**WHAT YOU NEED TO DO:** Wherever the word "JSON" turns up in a line of the entries, copy that line.

**ROWS:**
>>>

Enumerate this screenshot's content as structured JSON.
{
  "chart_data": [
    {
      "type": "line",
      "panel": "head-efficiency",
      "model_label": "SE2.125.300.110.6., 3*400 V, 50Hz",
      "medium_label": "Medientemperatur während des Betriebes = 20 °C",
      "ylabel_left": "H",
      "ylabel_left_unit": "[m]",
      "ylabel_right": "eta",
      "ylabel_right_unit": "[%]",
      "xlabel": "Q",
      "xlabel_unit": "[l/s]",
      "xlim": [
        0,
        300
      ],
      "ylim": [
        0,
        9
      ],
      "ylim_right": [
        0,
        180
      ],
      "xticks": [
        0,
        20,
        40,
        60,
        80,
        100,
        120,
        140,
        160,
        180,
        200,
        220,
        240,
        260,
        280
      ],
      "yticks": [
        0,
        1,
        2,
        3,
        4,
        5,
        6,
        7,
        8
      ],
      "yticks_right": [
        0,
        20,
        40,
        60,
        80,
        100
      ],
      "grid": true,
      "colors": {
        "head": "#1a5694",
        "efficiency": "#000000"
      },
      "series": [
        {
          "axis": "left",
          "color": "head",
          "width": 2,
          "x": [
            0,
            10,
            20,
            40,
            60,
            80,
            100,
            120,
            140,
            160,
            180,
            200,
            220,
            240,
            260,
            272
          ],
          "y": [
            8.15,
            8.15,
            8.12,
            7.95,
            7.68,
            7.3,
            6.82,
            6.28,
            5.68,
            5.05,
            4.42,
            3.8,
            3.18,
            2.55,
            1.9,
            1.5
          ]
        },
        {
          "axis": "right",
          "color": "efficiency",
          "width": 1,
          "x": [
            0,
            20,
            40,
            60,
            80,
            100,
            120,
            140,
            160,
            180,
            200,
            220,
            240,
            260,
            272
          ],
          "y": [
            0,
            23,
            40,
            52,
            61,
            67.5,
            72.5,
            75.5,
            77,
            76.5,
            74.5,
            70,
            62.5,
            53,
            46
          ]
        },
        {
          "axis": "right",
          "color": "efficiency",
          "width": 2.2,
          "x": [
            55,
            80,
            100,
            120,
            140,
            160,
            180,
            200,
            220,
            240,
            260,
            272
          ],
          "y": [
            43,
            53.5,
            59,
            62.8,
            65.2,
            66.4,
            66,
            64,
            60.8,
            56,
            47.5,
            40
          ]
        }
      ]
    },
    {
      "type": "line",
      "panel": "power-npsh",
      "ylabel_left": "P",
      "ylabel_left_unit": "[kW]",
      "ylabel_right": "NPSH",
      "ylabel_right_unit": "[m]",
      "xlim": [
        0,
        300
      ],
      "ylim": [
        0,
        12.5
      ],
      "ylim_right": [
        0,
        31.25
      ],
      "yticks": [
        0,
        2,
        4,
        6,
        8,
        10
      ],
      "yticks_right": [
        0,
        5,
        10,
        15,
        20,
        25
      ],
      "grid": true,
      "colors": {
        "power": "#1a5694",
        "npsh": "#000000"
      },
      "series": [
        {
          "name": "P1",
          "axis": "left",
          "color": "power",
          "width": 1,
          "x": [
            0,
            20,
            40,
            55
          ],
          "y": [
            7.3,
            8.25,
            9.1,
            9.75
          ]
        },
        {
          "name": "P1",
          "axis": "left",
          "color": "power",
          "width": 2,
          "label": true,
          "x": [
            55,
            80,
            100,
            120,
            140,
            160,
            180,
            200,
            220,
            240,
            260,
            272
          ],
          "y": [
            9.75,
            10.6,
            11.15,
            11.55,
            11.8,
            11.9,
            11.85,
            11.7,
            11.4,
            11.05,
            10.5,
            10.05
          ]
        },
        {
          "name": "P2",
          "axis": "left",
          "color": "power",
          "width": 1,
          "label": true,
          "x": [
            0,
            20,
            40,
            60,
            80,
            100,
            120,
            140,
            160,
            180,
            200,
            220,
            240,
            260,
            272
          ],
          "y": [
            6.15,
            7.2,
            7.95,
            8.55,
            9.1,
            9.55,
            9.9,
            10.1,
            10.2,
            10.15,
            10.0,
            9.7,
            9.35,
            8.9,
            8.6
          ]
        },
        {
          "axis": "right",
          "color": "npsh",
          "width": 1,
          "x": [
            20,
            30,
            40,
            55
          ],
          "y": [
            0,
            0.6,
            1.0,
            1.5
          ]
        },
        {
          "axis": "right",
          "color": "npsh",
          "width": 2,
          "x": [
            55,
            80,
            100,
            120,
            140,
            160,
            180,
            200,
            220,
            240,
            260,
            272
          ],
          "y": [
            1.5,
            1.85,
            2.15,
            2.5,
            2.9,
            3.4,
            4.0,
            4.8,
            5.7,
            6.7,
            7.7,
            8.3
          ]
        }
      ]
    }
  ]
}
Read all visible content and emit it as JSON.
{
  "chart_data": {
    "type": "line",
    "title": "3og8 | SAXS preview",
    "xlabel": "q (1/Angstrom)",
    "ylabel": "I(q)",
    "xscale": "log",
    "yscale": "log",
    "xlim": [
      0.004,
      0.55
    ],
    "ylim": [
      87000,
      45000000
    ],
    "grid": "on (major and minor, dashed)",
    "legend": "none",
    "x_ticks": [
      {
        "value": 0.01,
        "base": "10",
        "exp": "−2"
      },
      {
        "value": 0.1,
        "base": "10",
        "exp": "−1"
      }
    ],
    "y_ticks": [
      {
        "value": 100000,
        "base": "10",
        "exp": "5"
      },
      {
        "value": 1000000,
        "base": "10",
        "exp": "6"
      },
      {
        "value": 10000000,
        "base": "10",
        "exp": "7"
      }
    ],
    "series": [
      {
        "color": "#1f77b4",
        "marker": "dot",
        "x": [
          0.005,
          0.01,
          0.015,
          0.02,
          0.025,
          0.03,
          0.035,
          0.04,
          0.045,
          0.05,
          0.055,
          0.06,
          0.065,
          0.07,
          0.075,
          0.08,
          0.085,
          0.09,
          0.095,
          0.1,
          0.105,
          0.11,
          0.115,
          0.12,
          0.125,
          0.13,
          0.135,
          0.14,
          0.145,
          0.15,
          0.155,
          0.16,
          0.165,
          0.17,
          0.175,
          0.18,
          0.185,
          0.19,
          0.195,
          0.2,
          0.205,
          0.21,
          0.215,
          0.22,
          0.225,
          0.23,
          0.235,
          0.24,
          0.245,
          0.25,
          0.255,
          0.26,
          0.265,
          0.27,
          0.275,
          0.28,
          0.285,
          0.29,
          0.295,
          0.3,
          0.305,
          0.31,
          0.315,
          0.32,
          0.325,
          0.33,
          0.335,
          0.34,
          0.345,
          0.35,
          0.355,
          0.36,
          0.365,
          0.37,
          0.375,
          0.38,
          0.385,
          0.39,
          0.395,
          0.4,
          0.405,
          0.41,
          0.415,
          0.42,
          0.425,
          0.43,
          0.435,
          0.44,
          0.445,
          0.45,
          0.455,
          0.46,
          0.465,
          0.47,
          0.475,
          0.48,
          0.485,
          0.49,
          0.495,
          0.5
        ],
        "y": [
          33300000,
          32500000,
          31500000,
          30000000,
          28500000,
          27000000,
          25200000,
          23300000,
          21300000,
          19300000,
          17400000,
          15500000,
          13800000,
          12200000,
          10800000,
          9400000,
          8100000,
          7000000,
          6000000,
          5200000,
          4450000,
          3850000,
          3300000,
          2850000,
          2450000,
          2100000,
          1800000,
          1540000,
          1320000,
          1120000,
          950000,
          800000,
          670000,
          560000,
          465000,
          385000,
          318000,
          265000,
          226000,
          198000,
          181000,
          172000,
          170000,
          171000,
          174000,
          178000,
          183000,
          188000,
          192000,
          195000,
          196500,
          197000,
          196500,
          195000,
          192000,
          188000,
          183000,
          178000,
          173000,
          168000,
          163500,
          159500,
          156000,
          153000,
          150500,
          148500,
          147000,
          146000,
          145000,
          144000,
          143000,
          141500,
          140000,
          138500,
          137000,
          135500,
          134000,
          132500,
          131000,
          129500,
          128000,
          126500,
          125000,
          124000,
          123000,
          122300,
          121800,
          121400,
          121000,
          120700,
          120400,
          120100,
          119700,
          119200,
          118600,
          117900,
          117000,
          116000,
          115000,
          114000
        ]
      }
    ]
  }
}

<<<

**WORKED ANSWER:**
Enumerate this screenshot's content as structured JSON.
Read all visible content and emit it as JSON.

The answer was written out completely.